Extracted data entries:

>> START

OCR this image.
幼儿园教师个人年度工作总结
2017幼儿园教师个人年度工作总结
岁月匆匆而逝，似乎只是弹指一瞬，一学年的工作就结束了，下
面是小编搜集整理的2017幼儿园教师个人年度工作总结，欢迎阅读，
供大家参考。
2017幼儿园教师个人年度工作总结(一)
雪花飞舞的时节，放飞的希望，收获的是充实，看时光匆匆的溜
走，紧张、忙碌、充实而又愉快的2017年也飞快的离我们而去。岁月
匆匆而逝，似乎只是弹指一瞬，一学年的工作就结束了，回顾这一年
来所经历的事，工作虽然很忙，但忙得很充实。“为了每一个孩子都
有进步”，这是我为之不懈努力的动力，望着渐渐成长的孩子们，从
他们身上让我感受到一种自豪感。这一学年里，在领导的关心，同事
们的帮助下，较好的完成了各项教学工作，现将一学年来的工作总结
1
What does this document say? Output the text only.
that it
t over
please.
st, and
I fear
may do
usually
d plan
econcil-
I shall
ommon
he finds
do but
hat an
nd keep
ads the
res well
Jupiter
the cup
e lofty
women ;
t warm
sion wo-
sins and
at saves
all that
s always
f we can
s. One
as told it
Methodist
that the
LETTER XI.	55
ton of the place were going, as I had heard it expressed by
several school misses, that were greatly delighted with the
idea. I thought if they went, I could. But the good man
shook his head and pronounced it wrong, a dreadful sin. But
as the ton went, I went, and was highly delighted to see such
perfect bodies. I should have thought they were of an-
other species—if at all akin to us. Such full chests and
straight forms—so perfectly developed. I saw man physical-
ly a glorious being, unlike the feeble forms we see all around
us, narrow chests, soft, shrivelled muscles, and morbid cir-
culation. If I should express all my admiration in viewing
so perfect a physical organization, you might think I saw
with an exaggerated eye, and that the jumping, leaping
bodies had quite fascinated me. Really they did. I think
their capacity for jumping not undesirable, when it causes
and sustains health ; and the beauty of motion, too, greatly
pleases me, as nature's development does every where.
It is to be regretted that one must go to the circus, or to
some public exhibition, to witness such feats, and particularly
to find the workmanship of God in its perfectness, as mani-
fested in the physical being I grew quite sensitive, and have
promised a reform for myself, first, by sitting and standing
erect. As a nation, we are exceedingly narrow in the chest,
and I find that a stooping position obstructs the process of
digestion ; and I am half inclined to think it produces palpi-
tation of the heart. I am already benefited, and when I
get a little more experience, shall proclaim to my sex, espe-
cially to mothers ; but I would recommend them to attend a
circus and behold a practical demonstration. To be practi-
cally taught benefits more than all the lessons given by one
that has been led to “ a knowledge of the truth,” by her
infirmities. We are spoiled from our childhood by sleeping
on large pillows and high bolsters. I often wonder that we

>> END

■ The problem ■
Lines containing the word "with" must all be returned from the material above.

■ In response ■
several school misses, that were greatly delighted with the
with an exaggerated eye, and that the jumping, leaping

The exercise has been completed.